Check each line of the data below for the word "post", then extract the ones that have it.

PROVIDED RECORDS:
[BEGIN]

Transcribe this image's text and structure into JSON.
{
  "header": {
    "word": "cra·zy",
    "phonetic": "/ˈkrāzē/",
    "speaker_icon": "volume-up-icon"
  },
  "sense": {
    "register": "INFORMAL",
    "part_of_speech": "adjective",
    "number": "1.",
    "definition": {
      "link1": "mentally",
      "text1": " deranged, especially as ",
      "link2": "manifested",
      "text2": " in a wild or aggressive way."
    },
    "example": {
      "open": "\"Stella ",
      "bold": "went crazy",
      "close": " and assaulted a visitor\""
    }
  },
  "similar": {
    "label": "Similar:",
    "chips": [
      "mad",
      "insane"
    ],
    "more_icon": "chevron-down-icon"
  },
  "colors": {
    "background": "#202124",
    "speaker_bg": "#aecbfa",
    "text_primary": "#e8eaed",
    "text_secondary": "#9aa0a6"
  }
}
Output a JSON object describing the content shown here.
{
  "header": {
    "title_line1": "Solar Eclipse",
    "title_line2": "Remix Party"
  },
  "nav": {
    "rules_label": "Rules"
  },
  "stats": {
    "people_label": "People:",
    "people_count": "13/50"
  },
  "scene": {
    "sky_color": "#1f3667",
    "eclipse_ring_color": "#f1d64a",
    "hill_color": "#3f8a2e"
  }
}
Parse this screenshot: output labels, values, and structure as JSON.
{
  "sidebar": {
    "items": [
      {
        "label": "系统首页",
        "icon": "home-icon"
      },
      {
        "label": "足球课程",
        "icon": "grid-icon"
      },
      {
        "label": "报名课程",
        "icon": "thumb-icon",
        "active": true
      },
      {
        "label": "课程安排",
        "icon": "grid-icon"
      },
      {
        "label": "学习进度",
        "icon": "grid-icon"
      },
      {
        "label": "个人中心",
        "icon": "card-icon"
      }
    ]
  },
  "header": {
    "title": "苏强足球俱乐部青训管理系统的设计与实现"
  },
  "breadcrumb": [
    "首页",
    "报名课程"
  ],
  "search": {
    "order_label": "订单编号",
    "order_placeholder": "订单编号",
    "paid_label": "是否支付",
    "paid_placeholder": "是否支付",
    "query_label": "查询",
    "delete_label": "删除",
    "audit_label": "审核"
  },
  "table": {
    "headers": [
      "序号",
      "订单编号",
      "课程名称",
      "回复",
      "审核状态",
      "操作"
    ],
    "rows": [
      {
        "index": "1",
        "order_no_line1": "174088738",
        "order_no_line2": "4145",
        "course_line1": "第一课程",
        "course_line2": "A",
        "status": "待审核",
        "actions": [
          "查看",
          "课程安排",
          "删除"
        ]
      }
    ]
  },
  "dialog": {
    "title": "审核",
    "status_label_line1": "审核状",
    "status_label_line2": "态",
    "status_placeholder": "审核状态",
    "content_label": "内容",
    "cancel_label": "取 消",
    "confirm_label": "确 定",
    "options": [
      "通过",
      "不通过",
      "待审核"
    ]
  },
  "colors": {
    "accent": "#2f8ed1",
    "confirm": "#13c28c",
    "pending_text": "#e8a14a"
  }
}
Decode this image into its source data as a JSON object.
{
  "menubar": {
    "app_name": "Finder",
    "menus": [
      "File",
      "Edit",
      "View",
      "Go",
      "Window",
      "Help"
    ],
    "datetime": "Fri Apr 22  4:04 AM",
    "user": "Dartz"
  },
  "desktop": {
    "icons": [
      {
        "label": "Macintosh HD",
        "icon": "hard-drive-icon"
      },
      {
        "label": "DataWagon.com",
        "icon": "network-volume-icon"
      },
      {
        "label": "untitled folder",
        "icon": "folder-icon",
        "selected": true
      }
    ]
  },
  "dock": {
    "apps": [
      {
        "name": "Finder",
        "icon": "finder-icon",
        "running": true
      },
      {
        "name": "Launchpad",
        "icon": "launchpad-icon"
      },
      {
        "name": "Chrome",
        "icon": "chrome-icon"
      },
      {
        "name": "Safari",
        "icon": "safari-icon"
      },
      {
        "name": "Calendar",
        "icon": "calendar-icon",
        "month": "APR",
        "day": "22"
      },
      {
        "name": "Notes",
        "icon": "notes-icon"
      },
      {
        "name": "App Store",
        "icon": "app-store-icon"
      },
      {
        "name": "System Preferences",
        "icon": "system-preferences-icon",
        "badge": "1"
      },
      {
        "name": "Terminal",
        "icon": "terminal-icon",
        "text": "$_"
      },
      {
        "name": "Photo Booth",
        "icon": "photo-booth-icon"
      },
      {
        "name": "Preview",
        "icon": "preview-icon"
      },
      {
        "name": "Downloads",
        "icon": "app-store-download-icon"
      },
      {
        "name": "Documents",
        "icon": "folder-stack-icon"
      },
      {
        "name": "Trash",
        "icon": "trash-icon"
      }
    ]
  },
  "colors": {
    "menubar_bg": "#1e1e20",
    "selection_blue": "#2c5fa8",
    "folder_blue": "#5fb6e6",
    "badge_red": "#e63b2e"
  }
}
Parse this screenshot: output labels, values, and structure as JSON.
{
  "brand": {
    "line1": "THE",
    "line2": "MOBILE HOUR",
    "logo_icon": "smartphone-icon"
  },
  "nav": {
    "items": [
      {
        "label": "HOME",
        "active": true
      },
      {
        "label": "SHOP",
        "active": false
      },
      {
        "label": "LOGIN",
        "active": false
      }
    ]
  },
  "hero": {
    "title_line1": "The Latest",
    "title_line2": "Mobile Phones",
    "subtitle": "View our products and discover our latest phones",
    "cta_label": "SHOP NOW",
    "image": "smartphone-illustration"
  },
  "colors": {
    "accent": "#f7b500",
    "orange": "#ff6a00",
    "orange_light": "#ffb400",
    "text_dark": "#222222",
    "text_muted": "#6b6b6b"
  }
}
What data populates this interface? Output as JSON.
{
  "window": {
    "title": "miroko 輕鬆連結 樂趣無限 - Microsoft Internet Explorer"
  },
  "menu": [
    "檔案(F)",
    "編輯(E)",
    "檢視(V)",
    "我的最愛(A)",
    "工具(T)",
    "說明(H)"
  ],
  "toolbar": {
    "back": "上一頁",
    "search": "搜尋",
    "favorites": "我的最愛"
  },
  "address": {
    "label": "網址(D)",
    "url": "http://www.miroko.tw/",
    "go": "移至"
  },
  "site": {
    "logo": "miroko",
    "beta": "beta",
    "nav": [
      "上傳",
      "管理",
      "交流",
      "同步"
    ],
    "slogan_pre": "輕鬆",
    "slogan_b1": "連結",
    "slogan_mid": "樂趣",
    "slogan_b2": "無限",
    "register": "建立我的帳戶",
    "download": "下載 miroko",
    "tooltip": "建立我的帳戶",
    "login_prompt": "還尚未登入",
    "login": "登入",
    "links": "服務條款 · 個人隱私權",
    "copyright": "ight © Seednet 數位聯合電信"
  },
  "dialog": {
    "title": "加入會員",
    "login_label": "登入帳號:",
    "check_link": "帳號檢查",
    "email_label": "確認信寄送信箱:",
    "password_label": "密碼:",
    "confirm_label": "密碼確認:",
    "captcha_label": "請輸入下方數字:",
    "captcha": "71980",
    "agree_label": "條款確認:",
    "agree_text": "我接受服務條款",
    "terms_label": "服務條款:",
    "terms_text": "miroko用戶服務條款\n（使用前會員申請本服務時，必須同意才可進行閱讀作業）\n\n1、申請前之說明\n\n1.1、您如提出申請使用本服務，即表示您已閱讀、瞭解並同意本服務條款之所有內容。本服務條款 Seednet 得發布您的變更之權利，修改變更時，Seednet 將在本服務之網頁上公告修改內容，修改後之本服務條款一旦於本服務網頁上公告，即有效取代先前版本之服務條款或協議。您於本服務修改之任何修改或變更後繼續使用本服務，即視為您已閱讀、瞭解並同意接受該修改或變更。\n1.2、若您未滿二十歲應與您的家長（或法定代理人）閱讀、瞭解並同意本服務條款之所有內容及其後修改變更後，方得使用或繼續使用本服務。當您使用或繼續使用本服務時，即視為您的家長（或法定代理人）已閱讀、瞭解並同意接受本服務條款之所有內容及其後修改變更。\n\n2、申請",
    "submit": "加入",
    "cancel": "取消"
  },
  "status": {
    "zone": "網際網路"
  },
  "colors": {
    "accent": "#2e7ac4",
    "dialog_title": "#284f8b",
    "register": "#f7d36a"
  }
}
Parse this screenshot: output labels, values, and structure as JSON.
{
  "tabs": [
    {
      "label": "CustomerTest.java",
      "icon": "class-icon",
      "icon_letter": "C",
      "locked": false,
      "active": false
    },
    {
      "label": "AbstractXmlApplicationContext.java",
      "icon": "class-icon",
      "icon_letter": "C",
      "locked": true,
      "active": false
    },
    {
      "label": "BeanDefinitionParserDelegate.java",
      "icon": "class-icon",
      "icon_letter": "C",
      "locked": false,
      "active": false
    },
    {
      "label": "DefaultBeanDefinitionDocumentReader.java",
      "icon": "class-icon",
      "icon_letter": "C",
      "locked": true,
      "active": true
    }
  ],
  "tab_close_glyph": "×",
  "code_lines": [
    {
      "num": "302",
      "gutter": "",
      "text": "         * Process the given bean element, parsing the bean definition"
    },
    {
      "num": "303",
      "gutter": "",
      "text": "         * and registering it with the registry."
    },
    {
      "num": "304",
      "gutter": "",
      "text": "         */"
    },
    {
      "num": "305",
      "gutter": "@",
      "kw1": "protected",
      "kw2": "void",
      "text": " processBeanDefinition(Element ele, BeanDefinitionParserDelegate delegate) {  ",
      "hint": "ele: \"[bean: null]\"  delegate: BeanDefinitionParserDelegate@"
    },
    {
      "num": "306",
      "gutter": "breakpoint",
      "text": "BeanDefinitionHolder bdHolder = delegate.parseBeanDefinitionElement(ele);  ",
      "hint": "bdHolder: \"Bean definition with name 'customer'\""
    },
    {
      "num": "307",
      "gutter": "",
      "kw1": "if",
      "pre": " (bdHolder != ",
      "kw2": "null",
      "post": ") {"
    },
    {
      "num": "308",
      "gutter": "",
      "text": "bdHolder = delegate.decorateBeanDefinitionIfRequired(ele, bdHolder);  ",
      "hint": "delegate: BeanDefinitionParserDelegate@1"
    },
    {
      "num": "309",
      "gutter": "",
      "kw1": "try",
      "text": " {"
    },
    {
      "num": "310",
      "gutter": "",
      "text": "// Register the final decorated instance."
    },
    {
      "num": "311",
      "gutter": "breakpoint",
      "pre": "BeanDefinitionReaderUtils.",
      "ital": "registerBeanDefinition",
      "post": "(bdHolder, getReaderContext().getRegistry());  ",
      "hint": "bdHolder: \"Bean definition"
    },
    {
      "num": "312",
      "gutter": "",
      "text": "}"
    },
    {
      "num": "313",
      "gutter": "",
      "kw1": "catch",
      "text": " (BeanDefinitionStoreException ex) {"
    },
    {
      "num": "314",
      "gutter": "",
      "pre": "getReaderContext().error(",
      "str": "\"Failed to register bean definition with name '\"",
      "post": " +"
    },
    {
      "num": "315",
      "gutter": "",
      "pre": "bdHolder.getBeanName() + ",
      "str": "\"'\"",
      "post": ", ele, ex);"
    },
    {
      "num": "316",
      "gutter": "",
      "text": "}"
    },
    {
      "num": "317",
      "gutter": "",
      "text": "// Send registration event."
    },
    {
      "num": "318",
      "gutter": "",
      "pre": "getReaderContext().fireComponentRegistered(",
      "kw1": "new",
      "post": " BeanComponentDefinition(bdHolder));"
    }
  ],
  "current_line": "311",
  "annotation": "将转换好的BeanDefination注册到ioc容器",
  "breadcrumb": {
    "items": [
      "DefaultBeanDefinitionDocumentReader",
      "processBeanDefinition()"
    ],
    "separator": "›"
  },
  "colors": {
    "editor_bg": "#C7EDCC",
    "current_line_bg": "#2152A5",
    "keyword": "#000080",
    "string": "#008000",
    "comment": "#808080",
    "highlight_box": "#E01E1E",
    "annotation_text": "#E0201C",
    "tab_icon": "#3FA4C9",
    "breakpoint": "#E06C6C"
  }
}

[END]

IN RESPONSE:
      "post": ") {"
      "post": "(bdHolder, getReaderContext().getRegistry());  ",
      "post": " +"
      "post": ", ele, ex);"
      "post": " BeanComponentDefinition(bdHolder));"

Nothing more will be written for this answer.